» SET PROBLEM: Retype the material below. Keep every word exactly as it is.

Recorded data:
══════════════════════════════

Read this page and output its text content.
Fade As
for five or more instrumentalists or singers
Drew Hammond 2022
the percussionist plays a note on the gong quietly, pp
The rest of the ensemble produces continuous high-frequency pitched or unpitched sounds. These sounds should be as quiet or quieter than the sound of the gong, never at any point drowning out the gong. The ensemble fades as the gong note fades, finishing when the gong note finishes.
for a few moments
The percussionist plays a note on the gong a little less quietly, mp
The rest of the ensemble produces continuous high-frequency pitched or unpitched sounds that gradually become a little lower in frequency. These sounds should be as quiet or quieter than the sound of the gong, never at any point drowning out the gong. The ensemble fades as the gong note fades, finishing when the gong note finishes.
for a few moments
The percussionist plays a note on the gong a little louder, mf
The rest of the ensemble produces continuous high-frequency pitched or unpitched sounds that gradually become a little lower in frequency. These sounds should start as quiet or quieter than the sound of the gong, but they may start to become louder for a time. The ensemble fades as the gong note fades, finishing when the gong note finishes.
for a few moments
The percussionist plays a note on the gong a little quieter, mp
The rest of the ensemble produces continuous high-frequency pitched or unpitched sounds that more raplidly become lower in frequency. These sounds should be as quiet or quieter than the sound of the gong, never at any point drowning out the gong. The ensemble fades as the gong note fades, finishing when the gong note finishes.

══════════════════════════════

» TASK ANSWER:
Read this page and output its text content.
Fade As
for five or more instrumentalists or singers
Drew Hammond 2022
the percussionist plays a note on the gong quietly, pp
The rest of the ensemble produces continuous high-frequency pitched or unpitched sounds. These sounds should be as quiet or quieter than the sound of the gong, never at any point drowning out the gong. The ensemble fades as the gong note fades, finishing when the gong note finishes.
for a few moments
The percussionist plays a note on the gong a little less quietly, mp
The rest of the ensemble produces continuous high-frequency pitched or unpitched sounds that gradually become a little lower in frequency. These sounds should be as quiet or quieter than the sound of the gong, never at any point drowning out the gong. The ensemble fades as the gong note fades, finishing when the gong note finishes.
for a few moments
The percussionist plays a note on the gong a little louder, mf
The rest of the ensemble produces continuous high-frequency pitched or unpitched sounds that gradually become a little lower in frequency. These sounds should start as quiet or quieter than the sound of the gong, but they may start to become louder for a time. The ensemble fades as the gong note fades, finishing when the gong note finishes.
for a few moments
The percussionist plays a note on the gong a little quieter, mp
The rest of the ensemble produces continuous high-frequency pitched or unpitched sounds that more raplidly become lower in frequency. These sounds should be as quiet or quieter than the sound of the gong, never at any point drowning out the gong. The ensemble fades as the gong note fades, finishing when the gong note finishes.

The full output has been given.